> _WORK TO BE COMPLETED_:
Collect each line of the records containing the string "pants".

--- Begin GIVEN RECORDS ---

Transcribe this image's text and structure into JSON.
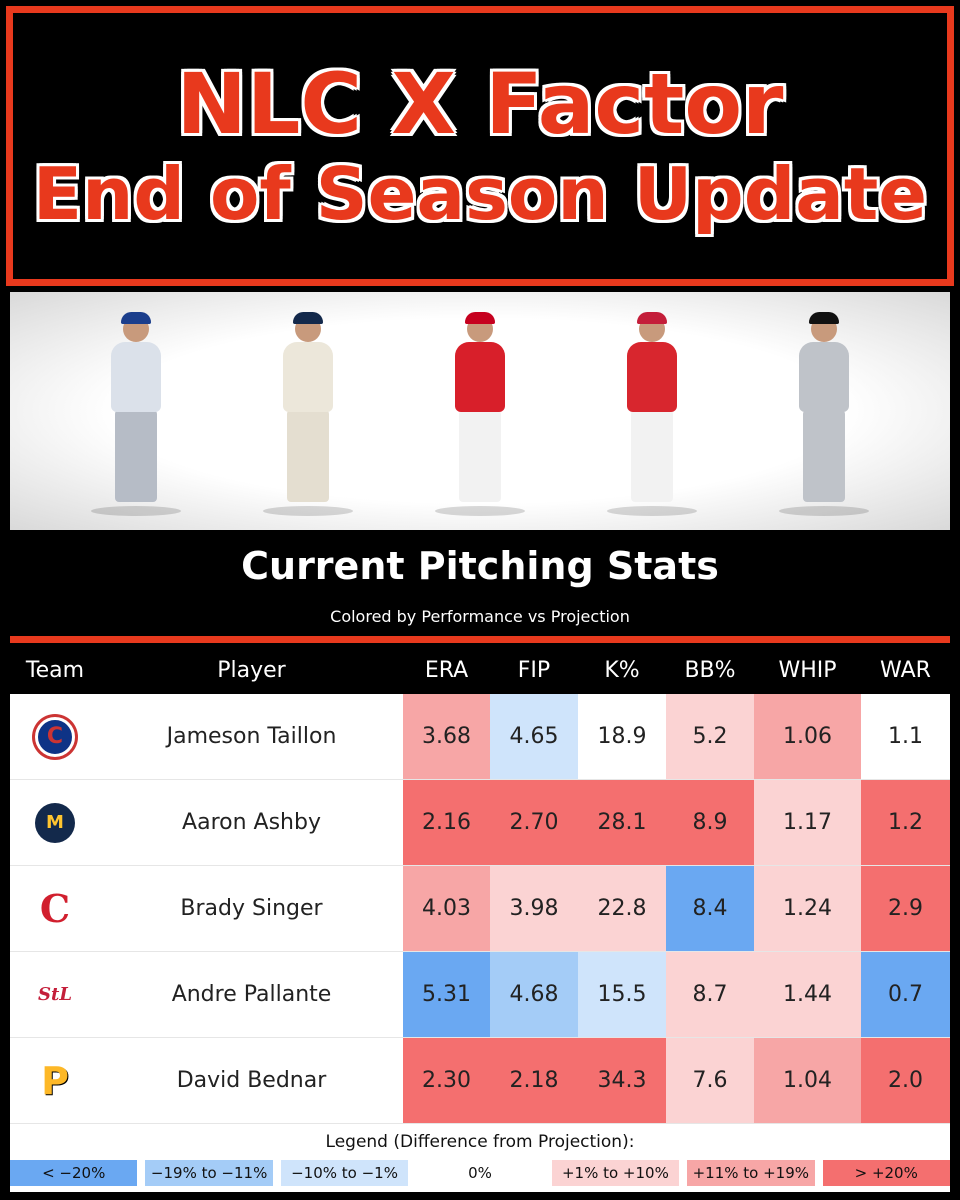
{
  "title": {
    "line1": "NLC X Factor",
    "line2": "End of Season Update"
  },
  "section": {
    "title": "Current Pitching Stats",
    "subtitle": "Colored by Performance vs Projection"
  },
  "headers": {
    "team": "Team",
    "player": "Player",
    "era": "ERA",
    "fip": "FIP",
    "k": "K%",
    "bb": "BB%",
    "whip": "WHIP",
    "war": "WAR"
  },
  "figures": [
    {
      "icon": "cubs-pitcher-photo",
      "cap": "#1b3e8c",
      "top": "#dbe1ea",
      "pants": "#b6bcc6"
    },
    {
      "icon": "brewers-pitcher-photo",
      "cap": "#13294b",
      "top": "#ece7da",
      "pants": "#e4ded0"
    },
    {
      "icon": "reds-pitcher-photo",
      "cap": "#c6011f",
      "top": "#d81f2a",
      "pants": "#f2f2f2"
    },
    {
      "icon": "cardinals-pitcher-photo",
      "cap": "#c41e3a",
      "top": "#d8262e",
      "pants": "#f2f2f2"
    },
    {
      "icon": "pirates-pitcher-photo",
      "cap": "#111111",
      "top": "#bfc3c9",
      "pants": "#bfc3c9"
    }
  ],
  "rows": [
    {
      "team_icon": "cubs-logo-icon",
      "logo": "logo-cubs",
      "player": "Jameson Taillon",
      "era": "3.68",
      "fip": "4.65",
      "k": "18.9",
      "bb": "5.2",
      "whip": "1.06",
      "war": "1.1",
      "colors": {
        "era": "#f7a6a6",
        "fip": "#cfe4fb",
        "k": "#ffffff",
        "bb": "#fbd3d3",
        "whip": "#f7a6a6",
        "war": "#ffffff"
      }
    },
    {
      "team_icon": "brewers-logo-icon",
      "logo": "logo-brewers",
      "player": "Aaron Ashby",
      "era": "2.16",
      "fip": "2.70",
      "k": "28.1",
      "bb": "8.9",
      "whip": "1.17",
      "war": "1.2",
      "colors": {
        "era": "#f46f6f",
        "fip": "#f46f6f",
        "k": "#f46f6f",
        "bb": "#f46f6f",
        "whip": "#fbd3d3",
        "war": "#f46f6f"
      }
    },
    {
      "team_icon": "reds-logo-icon",
      "logo": "logo-reds",
      "player": "Brady Singer",
      "era": "4.03",
      "fip": "3.98",
      "k": "22.8",
      "bb": "8.4",
      "whip": "1.24",
      "war": "2.9",
      "colors": {
        "era": "#f7a6a6",
        "fip": "#fbd3d3",
        "k": "#fbd3d3",
        "bb": "#6aa8f2",
        "whip": "#fbd3d3",
        "war": "#f46f6f"
      }
    },
    {
      "team_icon": "cardinals-logo-icon",
      "logo": "logo-cards",
      "player": "Andre Pallante",
      "era": "5.31",
      "fip": "4.68",
      "k": "15.5",
      "bb": "8.7",
      "whip": "1.44",
      "war": "0.7",
      "colors": {
        "era": "#6aa8f2",
        "fip": "#a4ccf7",
        "k": "#cfe4fb",
        "bb": "#fbd3d3",
        "whip": "#fbd3d3",
        "war": "#6aa8f2"
      }
    },
    {
      "team_icon": "pirates-logo-icon",
      "logo": "logo-pirates",
      "player": "David Bednar",
      "era": "2.30",
      "fip": "2.18",
      "k": "34.3",
      "bb": "7.6",
      "whip": "1.04",
      "war": "2.0",
      "colors": {
        "era": "#f46f6f",
        "fip": "#f46f6f",
        "k": "#f46f6f",
        "bb": "#fbd3d3",
        "whip": "#f7a6a6",
        "war": "#f46f6f"
      }
    }
  ],
  "legend": {
    "title": "Legend (Difference from Projection):",
    "items": [
      {
        "label": "< −20%",
        "color": "#6aa8f2"
      },
      {
        "label": "−19% to −11%",
        "color": "#a4ccf7"
      },
      {
        "label": "−10% to −1%",
        "color": "#cfe4fb"
      },
      {
        "label": "0%",
        "color": "#ffffff"
      },
      {
        "label": "+1% to +10%",
        "color": "#fbd3d3"
      },
      {
        "label": "+11% to +19%",
        "color": "#f7a6a6"
      },
      {
        "label": "> +20%",
        "color": "#f46f6f"
      }
    ]
  }
}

--- End GIVEN RECORDS ---

> _TASK ANSWER_:
      "pants": "#b6bcc6"
      "pants": "#e4ded0"
      "pants": "#f2f2f2"
      "pants": "#f2f2f2"
      "pants": "#bfc3c9"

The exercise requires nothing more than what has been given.